DO THIS:
Look for the line containing "Give me the" in the listing below. Retype that line and every subsequent line through the last one, and only those.

________________________

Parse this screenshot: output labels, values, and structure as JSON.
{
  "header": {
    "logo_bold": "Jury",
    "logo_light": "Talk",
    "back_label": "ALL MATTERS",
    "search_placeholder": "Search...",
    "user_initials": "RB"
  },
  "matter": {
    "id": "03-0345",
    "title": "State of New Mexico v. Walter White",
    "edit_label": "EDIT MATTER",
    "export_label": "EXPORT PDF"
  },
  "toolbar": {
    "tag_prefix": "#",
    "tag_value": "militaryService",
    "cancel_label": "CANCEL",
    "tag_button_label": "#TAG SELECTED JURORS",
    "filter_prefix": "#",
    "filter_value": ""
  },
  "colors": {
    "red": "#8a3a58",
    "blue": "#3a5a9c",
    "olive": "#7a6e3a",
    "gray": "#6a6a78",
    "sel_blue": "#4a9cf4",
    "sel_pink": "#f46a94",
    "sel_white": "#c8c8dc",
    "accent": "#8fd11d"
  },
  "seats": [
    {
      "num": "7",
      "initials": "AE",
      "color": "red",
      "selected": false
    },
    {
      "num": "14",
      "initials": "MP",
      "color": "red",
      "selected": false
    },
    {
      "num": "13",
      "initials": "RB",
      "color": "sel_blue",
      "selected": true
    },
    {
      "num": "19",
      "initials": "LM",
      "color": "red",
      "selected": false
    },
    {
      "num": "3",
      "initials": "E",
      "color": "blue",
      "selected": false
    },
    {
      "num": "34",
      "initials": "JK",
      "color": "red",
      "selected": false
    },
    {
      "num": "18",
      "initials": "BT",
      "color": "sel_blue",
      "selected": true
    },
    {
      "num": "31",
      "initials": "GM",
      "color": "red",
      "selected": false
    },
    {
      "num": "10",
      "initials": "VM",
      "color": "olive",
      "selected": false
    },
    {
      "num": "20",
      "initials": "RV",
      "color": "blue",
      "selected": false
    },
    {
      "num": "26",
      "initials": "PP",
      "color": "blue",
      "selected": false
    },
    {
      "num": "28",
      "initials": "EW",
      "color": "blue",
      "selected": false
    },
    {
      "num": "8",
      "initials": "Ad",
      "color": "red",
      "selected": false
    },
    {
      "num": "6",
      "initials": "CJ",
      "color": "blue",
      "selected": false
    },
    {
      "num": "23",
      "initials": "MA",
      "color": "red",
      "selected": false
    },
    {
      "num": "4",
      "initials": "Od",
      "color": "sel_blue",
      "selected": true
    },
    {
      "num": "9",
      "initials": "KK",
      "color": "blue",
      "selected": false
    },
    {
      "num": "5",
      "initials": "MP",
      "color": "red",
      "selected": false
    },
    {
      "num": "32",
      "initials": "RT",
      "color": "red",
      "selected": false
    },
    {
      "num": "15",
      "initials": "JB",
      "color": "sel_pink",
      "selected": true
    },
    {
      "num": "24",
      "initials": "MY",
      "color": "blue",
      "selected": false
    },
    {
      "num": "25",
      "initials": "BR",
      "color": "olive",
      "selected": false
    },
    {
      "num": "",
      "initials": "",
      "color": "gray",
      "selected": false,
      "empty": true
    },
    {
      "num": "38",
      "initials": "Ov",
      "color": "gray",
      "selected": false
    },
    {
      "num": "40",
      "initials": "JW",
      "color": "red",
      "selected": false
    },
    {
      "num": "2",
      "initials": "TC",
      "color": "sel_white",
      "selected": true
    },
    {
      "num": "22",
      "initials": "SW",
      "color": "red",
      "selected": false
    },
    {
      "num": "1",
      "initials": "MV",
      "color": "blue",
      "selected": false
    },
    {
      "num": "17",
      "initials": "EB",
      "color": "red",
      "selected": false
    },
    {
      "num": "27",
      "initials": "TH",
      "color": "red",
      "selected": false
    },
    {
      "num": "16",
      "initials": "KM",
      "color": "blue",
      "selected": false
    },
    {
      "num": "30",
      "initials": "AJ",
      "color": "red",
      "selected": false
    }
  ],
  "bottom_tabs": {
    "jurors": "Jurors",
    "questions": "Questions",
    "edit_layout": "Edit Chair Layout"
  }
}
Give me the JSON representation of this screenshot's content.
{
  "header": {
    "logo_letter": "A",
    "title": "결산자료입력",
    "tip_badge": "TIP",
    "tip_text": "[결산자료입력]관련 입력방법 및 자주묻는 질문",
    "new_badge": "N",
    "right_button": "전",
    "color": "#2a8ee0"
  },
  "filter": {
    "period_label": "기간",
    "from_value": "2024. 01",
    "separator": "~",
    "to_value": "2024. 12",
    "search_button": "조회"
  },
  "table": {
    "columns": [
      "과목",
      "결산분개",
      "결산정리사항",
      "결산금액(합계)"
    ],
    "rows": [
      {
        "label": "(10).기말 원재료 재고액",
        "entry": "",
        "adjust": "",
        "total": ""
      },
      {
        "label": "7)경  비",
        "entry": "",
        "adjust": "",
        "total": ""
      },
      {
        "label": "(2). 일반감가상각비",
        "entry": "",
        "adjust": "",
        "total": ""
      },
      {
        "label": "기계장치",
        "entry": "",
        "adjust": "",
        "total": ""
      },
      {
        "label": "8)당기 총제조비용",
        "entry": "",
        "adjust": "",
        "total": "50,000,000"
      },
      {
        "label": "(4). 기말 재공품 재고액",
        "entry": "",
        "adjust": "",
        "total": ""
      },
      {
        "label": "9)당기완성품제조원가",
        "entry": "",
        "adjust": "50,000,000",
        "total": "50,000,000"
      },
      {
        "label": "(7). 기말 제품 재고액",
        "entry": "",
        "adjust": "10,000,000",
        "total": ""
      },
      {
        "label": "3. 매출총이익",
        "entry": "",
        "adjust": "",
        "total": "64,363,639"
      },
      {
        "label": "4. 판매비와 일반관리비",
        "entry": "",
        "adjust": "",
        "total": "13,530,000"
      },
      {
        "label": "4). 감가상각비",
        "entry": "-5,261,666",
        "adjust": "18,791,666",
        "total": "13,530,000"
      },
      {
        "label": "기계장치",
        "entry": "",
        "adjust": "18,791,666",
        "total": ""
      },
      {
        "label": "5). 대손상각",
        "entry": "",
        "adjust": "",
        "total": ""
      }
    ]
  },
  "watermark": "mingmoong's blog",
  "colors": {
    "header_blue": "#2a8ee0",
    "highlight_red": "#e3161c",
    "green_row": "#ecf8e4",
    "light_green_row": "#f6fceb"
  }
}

________________________

SOLUTION:
Give me the JSON representation of this screenshot's content.
{
  "header": {
    "logo_letter": "A",
    "title": "결산자료입력",
    "tip_badge": "TIP",
    "tip_text": "[결산자료입력]관련 입력방법 및 자주묻는 질문",
    "new_badge": "N",
    "right_button": "전",
    "color": "#2a8ee0"
  },
  "filter": {
    "period_label": "기간",
    "from_value": "2024. 01",
    "separator": "~",
    "to_value": "2024. 12",
    "search_button": "조회"
  },
  "table": {
    "columns": [
      "과목",
      "결산분개",
      "결산정리사항",
      "결산금액(합계)"
    ],
    "rows": [
      {
        "label": "(10).기말 원재료 재고액",
        "entry": "",
        "adjust": "",
        "total": ""
      },
      {
        "label": "7)경  비",
        "entry": "",
        "adjust": "",
        "total": ""
      },
      {
        "label": "(2). 일반감가상각비",
        "entry": "",
        "adjust": "",
        "total": ""
      },
      {
        "label": "기계장치",
        "entry": "",
        "adjust": "",
        "total": ""
      },
      {
        "label": "8)당기 총제조비용",
        "entry": "",
        "adjust": "",
        "total": "50,000,000"
      },
      {
        "label": "(4). 기말 재공품 재고액",
        "entry": "",
        "adjust": "",
        "total": ""
      },
      {
        "label": "9)당기완성품제조원가",
        "entry": "",
        "adjust": "50,000,000",
        "total": "50,000,000"
      },
      {
        "label": "(7). 기말 제품 재고액",
        "entry": "",
        "adjust": "10,000,000",
        "total": ""
      },
      {
        "label": "3. 매출총이익",
        "entry": "",
        "adjust": "",
        "total": "64,363,639"
      },
      {
        "label": "4. 판매비와 일반관리비",
        "entry": "",
        "adjust": "",
        "total": "13,530,000"
      },
      {
        "label": "4). 감가상각비",
        "entry": "-5,261,666",
        "adjust": "18,791,666",
        "total": "13,530,000"
      },
      {
        "label": "기계장치",
        "entry": "",
        "adjust": "18,791,666",
        "total": ""
      },
      {
        "label": "5). 대손상각",
        "entry": "",
        "adjust": "",
        "total": ""
      }
    ]
  },
  "watermark": "mingmoong's blog",
  "colors": {
    "header_blue": "#2a8ee0",
    "highlight_red": "#e3161c",
    "green_row": "#ecf8e4",
    "light_green_row": "#f6fceb"
  }
}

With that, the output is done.